> THE TASK:
Each line that holds the word "name" is to be identified and copied.

[A block of data]
+ + + + +
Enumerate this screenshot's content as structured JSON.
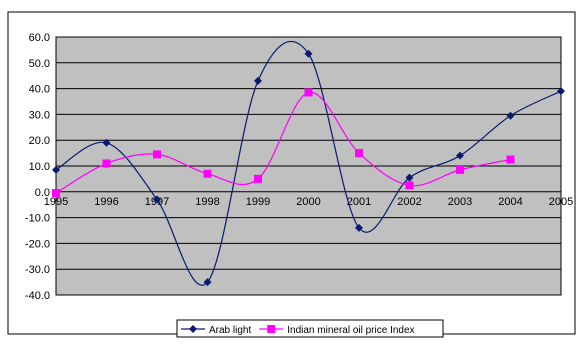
{
  "chart_data": {
    "type": "line",
    "title": "",
    "xlabel": "",
    "ylabel": "",
    "x": [
      "1995",
      "1996",
      "1997",
      "1998",
      "1999",
      "2000",
      "2001",
      "2002",
      "2003",
      "2004",
      "2005"
    ],
    "ylim": [
      -40,
      60
    ],
    "y_ticks": [
      60,
      50,
      40,
      30,
      20,
      10,
      0,
      -10,
      -20,
      -30,
      -40
    ],
    "y_tick_labels": [
      "60.0",
      "50.0",
      "40.0",
      "30.0",
      "20.0",
      "10.0",
      "0.0",
      "-10.0",
      "-20.0",
      "-30.0",
      "-40.0"
    ],
    "grid": true,
    "smooth": true,
    "legend_position": "bottom",
    "series": [
      {
        "name": "Arab light",
        "values": [
          8.5,
          19.0,
          -3.0,
          -35.0,
          43.0,
          53.5,
          -14.0,
          5.5,
          14.0,
          29.5,
          39.0
        ],
        "color": "#0a1a6e",
        "marker": "diamond"
      },
      {
        "name": "Indian mineral oil price Index",
        "values": [
          -0.5,
          11.0,
          14.5,
          7.0,
          5.0,
          38.5,
          15.0,
          2.5,
          8.5,
          12.5,
          null
        ],
        "color": "#ff00ff",
        "marker": "square"
      }
    ],
    "colors": {
      "plot_bg": "#c0c0c0",
      "grid": "#000000"
    }
  }
}
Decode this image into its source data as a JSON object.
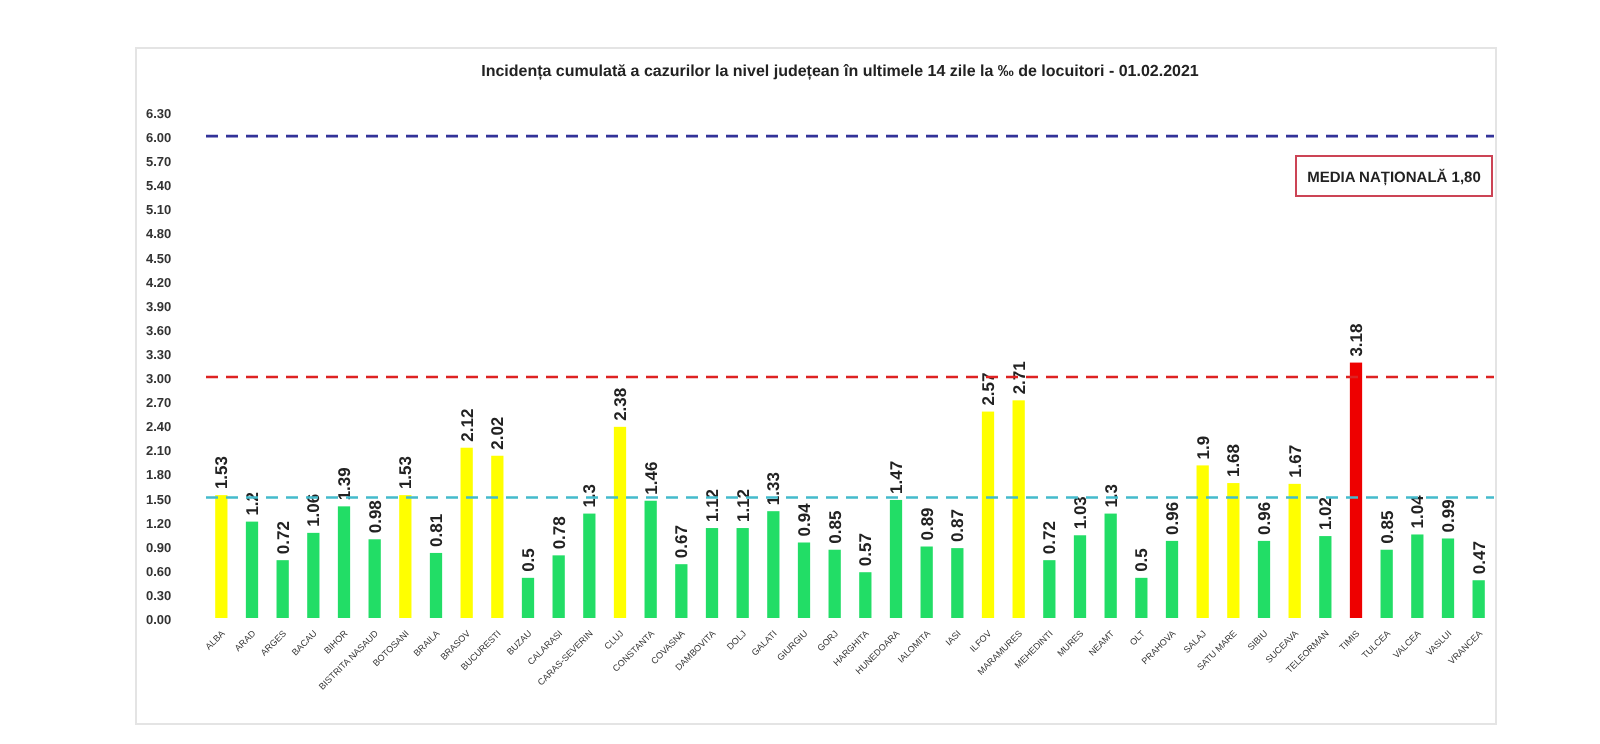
{
  "chart_data": {
    "type": "bar",
    "title": "Incidența cumulată a cazurilor la nivel județean în ultimele 14 zile la ‰ de locuitori - 01.02.2021",
    "categories": [
      "ALBA",
      "ARAD",
      "ARGES",
      "BACAU",
      "BIHOR",
      "BISTRITA NASAUD",
      "BOTOSANI",
      "BRAILA",
      "BRASOV",
      "BUCURESTI",
      "BUZAU",
      "CALARASI",
      "CARAS-SEVERIN",
      "CLUJ",
      "CONSTANTA",
      "COVASNA",
      "DAMBOVITA",
      "DOLJ",
      "GALATI",
      "GIURGIU",
      "GORJ",
      "HARGHITA",
      "HUNEDOARA",
      "IALOMITA",
      "IASI",
      "ILFOV",
      "MARAMURES",
      "MEHEDINTI",
      "MURES",
      "NEAMT",
      "OLT",
      "PRAHOVA",
      "SALAJ",
      "SATU MARE",
      "SIBIU",
      "SUCEAVA",
      "TELEORMAN",
      "TIMIS",
      "TULCEA",
      "VALCEA",
      "VASLUI",
      "VRANCEA"
    ],
    "values": [
      1.53,
      1.2,
      0.72,
      1.06,
      1.39,
      0.98,
      1.53,
      0.81,
      2.12,
      2.02,
      0.5,
      0.78,
      1.3,
      2.38,
      1.46,
      0.67,
      1.12,
      1.12,
      1.33,
      0.94,
      0.85,
      0.57,
      1.47,
      0.89,
      0.87,
      2.57,
      2.71,
      0.72,
      1.03,
      1.3,
      0.5,
      0.96,
      1.9,
      1.68,
      0.96,
      1.67,
      1.02,
      3.18,
      0.85,
      1.04,
      0.99,
      0.47
    ],
    "colors": [
      "#ffff00",
      "#22dd66",
      "#22dd66",
      "#22dd66",
      "#22dd66",
      "#22dd66",
      "#ffff00",
      "#22dd66",
      "#ffff00",
      "#ffff00",
      "#22dd66",
      "#22dd66",
      "#22dd66",
      "#ffff00",
      "#22dd66",
      "#22dd66",
      "#22dd66",
      "#22dd66",
      "#22dd66",
      "#22dd66",
      "#22dd66",
      "#22dd66",
      "#22dd66",
      "#22dd66",
      "#22dd66",
      "#ffff00",
      "#ffff00",
      "#22dd66",
      "#22dd66",
      "#22dd66",
      "#22dd66",
      "#22dd66",
      "#ffff00",
      "#ffff00",
      "#22dd66",
      "#ffff00",
      "#22dd66",
      "#ee0000",
      "#22dd66",
      "#22dd66",
      "#22dd66",
      "#22dd66"
    ],
    "ylim": [
      0,
      6.3
    ],
    "yticks": [
      {
        "value": 0,
        "label": "0.00"
      },
      {
        "value": 0.3,
        "label": "0.30"
      },
      {
        "value": 0.6,
        "label": "0.60"
      },
      {
        "value": 0.9,
        "label": "0.90"
      },
      {
        "value": 1.2,
        "label": "1.20"
      },
      {
        "value": 1.5,
        "label": "1.50"
      },
      {
        "value": 1.8,
        "label": "1.80"
      },
      {
        "value": 2.1,
        "label": "2.10"
      },
      {
        "value": 2.4,
        "label": "2.40"
      },
      {
        "value": 2.7,
        "label": "2.70"
      },
      {
        "value": 3,
        "label": "3.00"
      },
      {
        "value": 3.3,
        "label": "3.30"
      },
      {
        "value": 3.6,
        "label": "3.60"
      },
      {
        "value": 3.9,
        "label": "3.90"
      },
      {
        "value": 4.2,
        "label": "4.20"
      },
      {
        "value": 4.5,
        "label": "4.50"
      },
      {
        "value": 4.8,
        "label": "4.80"
      },
      {
        "value": 5.1,
        "label": "5.10"
      },
      {
        "value": 5.4,
        "label": "5.40"
      },
      {
        "value": 5.7,
        "label": "5.70"
      },
      {
        "value": 6,
        "label": "6.00"
      },
      {
        "value": 6.3,
        "label": "6.30"
      }
    ],
    "ref_lines": [
      {
        "axis": "y",
        "value": 6,
        "color": "#333399",
        "line_style": "dashed"
      },
      {
        "axis": "y",
        "value": 3,
        "color": "#dd2222",
        "line_style": "dashed"
      },
      {
        "axis": "y",
        "value": 1.5,
        "color": "#44bbcc",
        "line_style": "dashed"
      }
    ],
    "annotations": [
      "MEDIA NAȚIONALĂ 1,80"
    ],
    "data_labels": true
  }
}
+ + + + +
> EXERCISE RESPONSE:
        "name": "Arab light",
        "name": "Indian mineral oil price Index",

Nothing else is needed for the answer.